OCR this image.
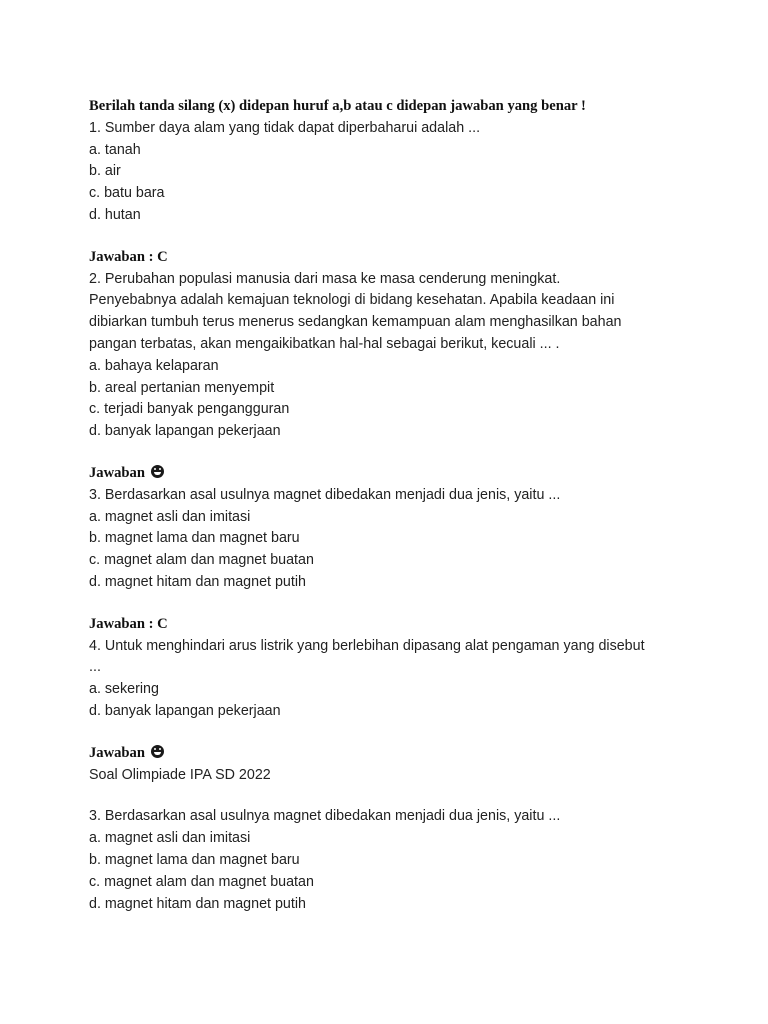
Berilah tanda silang (x) didepan huruf a,b atau c didepan jawaban yang benar !
1. Sumber daya alam yang tidak dapat diperbaharui adalah ...
a. tanah
b. air
c. batu bara
d. hutan
Jawaban : C
2. Perubahan populasi manusia dari masa ke masa cenderung meningkat.
Penyebabnya adalah kemajuan teknologi di bidang kesehatan. Apabila keadaan ini
dibiarkan tumbuh terus menerus sedangkan kemampuan alam menghasilkan bahan
pangan terbatas, akan mengaikibatkan hal-hal sebagai berikut, kecuali ... .
a. bahaya kelaparan
b. areal pertanian menyempit
c. terjadi banyak pengangguran
d. banyak lapangan pekerjaan
Jawaban
3. Berdasarkan asal usulnya magnet dibedakan menjadi dua jenis, yaitu ...
a. magnet asli dan imitasi
b. magnet lama dan magnet baru
c. magnet alam dan magnet buatan
d. magnet hitam dan magnet putih
Jawaban : C
4. Untuk menghindari arus listrik yang berlebihan dipasang alat pengaman yang disebut
...
a. sekering
d. banyak lapangan pekerjaan
Jawaban
Soal Olimpiade IPA SD 2022
3. Berdasarkan asal usulnya magnet dibedakan menjadi dua jenis, yaitu ...
a. magnet asli dan imitasi
b. magnet lama dan magnet baru
c. magnet alam dan magnet buatan
d. magnet hitam dan magnet putih
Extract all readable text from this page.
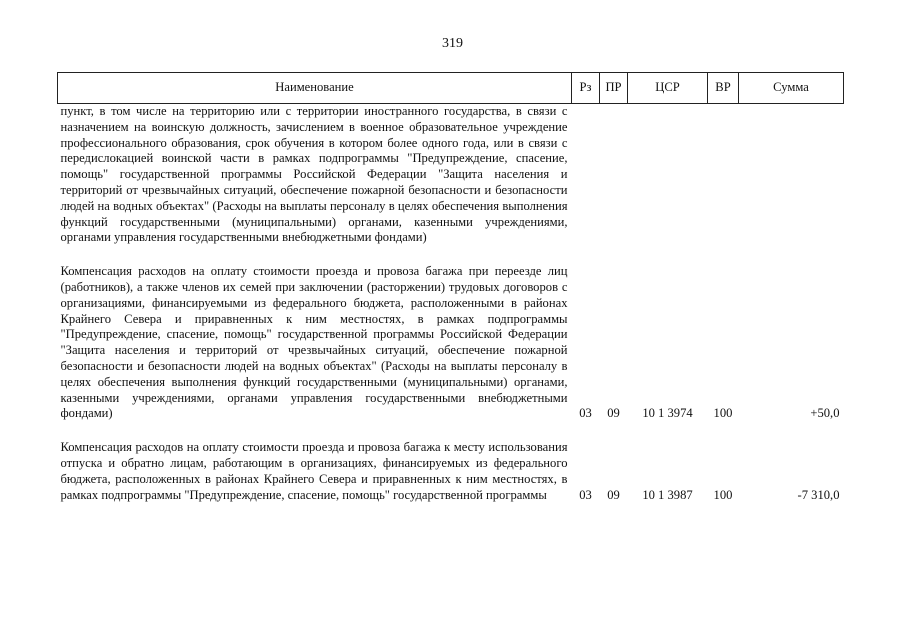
319
Наименование	Рз	ПР	ЦСР	ВР	Сумма
пункт, в том числе на территорию или с территории иностранного государства, в связи с назначением на воинскую должность, зачислением в военное образовательное учреждение профессионального образования, срок обучения в котором более одного года, или в связи с передислокацией воинской части в рамках подпрограммы "Предупреждение, спасение, помощь" государственной программы Российской Федерации "Защита населения и территорий от чрезвычайных ситуаций, обеспечение пожарной безопасности и безопасности людей на водных объектах" (Расходы на выплаты персоналу в целях обеспечения выполнения функций государственными (муниципальными) органами, казенными учреждениями, органами управления государственными внебюджетными фондами)					

Компенсация расходов на оплату стоимости проезда и провоза багажа при переезде лиц (работников), а также членов их семей при заключении (расторжении) трудовых договоров с организациями, финансируемыми из федерального бюджета, расположенными в районах Крайнего Севера и приравненных к ним местностях, в рамках подпрограммы "Предупреждение, спасение, помощь" государственной программы Российской Федерации "Защита населения и территорий от чрезвычайных ситуаций, обеспечение пожарной безопасности и безопасности людей на водных объектах" (Расходы на выплаты персоналу в целях обеспечения выполнения функций государственными (муниципальными) органами, казенными учреждениями, органами управления государственными внебюджетными фондами)	03	09	10 1 3974	100	+50,0

Компенсация расходов на оплату стоимости проезда и провоза багажа к месту использования отпуска и обратно лицам, работающим в организациях, финансируемых из федерального бюджета, расположенных в районах Крайнего Севера и приравненных к ним местностях, в рамках подпрограммы "Предупреждение, спасение, помощь" государственной программы	03	09	10 1 3987	100	-7 310,0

__________________________________________________

### Exercise aim
Copy out the records above in full, exactly as written, but not the pictures.

### Solution below
OCR this image.
Berilah tanda silang (x) didepan huruf a,b atau c didepan jawaban yang benar !
1. Sumber daya alam yang tidak dapat diperbaharui adalah ...
a. tanah
b. air
c. batu bara
d. hutan
Jawaban : C
2. Perubahan populasi manusia dari masa ke masa cenderung meningkat.
Penyebabnya adalah kemajuan teknologi di bidang kesehatan. Apabila keadaan ini
dibiarkan tumbuh terus menerus sedangkan kemampuan alam menghasilkan bahan
pangan terbatas, akan mengaikibatkan hal-hal sebagai berikut, kecuali ... .
a. bahaya kelaparan
b. areal pertanian menyempit
c. terjadi banyak pengangguran
d. banyak lapangan pekerjaan
Jawaban
3. Berdasarkan asal usulnya magnet dibedakan menjadi dua jenis, yaitu ...
a. magnet asli dan imitasi
b. magnet lama dan magnet baru
c. magnet alam dan magnet buatan
d. magnet hitam dan magnet putih
Jawaban : C
4. Untuk menghindari arus listrik yang berlebihan dipasang alat pengaman yang disebut
...
a. sekering
d. banyak lapangan pekerjaan
Jawaban
Soal Olimpiade IPA SD 2022
3. Berdasarkan asal usulnya magnet dibedakan menjadi dua jenis, yaitu ...
a. magnet asli dan imitasi
b. magnet lama dan magnet baru
c. magnet alam dan magnet buatan
d. magnet hitam dan magnet putih
Extract all readable text from this page.
319
Наименование	Рз	ПР	ЦСР	ВР	Сумма
пункт, в том числе на территорию или с территории иностранного государства, в связи с назначением на воинскую должность, зачислением в военное образовательное учреждение профессионального образования, срок обучения в котором более одного года, или в связи с передислокацией воинской части в рамках подпрограммы "Предупреждение, спасение, помощь" государственной программы Российской Федерации "Защита населения и территорий от чрезвычайных ситуаций, обеспечение пожарной безопасности и безопасности людей на водных объектах" (Расходы на выплаты персоналу в целях обеспечения выполнения функций государственными (муниципальными) органами, казенными учреждениями, органами управления государственными внебюджетными фондами)					

Компенсация расходов на оплату стоимости проезда и провоза багажа при переезде лиц (работников), а также членов их семей при заключении (расторжении) трудовых договоров с организациями, финансируемыми из федерального бюджета, расположенными в районах Крайнего Севера и приравненных к ним местностях, в рамках подпрограммы "Предупреждение, спасение, помощь" государственной программы Российской Федерации "Защита населения и территорий от чрезвычайных ситуаций, обеспечение пожарной безопасности и безопасности людей на водных объектах" (Расходы на выплаты персоналу в целях обеспечения выполнения функций государственными (муниципальными) органами, казенными учреждениями, органами управления государственными внебюджетными фондами)	03	09	10 1 3974	100	+50,0

Компенсация расходов на оплату стоимости проезда и провоза багажа к месту использования отпуска и обратно лицам, работающим в организациях, финансируемых из федерального бюджета, расположенных в районах Крайнего Севера и приравненных к ним местностях, в рамках подпрограммы "Предупреждение, спасение, помощь" государственной программы	03	09	10 1 3987	100	-7 310,0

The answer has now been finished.